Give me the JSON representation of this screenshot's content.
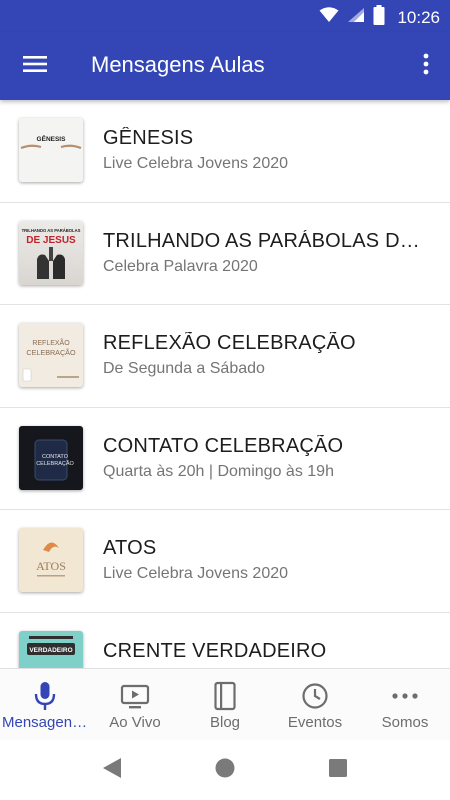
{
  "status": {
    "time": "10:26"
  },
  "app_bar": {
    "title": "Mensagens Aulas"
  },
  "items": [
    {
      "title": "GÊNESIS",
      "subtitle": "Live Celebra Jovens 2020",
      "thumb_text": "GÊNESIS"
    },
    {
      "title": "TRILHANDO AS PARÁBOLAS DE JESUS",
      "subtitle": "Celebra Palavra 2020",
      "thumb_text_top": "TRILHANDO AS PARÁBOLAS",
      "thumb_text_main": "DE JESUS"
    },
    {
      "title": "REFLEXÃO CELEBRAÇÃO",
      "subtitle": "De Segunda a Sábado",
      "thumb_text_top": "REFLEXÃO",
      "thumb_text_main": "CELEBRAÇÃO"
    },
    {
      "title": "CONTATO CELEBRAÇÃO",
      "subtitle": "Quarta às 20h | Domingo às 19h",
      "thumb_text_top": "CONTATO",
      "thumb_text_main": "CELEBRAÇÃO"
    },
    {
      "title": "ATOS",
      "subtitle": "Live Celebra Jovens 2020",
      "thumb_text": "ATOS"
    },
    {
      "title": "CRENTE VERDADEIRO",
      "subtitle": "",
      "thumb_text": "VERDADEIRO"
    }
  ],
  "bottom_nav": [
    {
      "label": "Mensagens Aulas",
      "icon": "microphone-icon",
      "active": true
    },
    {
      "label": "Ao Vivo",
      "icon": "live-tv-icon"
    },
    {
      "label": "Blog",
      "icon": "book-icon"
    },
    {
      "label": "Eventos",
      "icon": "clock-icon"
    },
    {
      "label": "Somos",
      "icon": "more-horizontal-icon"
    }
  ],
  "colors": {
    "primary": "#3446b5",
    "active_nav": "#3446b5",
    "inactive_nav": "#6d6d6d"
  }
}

--------------------------------------------------

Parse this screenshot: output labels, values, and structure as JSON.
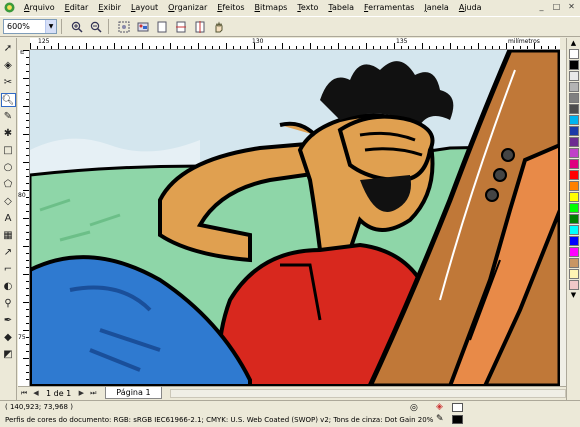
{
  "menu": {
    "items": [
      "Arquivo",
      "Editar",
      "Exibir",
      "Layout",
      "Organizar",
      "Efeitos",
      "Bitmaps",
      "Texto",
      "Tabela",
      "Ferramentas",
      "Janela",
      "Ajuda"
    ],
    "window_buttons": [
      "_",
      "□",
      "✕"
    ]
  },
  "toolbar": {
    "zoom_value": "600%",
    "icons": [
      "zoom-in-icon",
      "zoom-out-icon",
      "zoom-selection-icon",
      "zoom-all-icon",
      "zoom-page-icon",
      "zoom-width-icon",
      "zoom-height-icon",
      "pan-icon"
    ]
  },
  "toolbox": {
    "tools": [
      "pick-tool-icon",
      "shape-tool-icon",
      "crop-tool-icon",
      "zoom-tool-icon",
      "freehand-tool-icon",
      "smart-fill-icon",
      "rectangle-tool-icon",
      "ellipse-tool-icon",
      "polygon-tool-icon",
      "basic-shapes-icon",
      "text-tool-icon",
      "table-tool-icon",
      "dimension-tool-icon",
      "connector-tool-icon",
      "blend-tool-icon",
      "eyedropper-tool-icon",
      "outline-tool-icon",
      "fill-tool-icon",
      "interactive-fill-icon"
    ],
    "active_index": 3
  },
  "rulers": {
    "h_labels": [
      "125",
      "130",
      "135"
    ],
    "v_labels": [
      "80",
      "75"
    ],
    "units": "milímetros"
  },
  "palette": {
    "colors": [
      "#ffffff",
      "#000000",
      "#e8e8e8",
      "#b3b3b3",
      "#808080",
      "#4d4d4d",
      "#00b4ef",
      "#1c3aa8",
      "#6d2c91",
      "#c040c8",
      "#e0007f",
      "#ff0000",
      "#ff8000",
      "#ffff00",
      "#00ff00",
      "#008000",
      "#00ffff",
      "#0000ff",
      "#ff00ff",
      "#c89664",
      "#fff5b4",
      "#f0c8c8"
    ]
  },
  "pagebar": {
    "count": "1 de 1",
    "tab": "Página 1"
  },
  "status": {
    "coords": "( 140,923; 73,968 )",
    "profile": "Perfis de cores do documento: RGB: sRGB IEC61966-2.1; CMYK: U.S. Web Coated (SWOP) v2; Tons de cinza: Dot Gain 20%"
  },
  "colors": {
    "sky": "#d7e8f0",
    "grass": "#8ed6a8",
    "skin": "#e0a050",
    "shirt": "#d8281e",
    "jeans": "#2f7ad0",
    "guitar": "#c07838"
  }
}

--------------------------------------------------

• **Stated problem**
Filter lines by "REFLEXÃO" and return each hit.

• **Solution**
      "title": "REFLEXÃO CELEBRAÇÃO",
      "thumb_text_top": "REFLEXÃO",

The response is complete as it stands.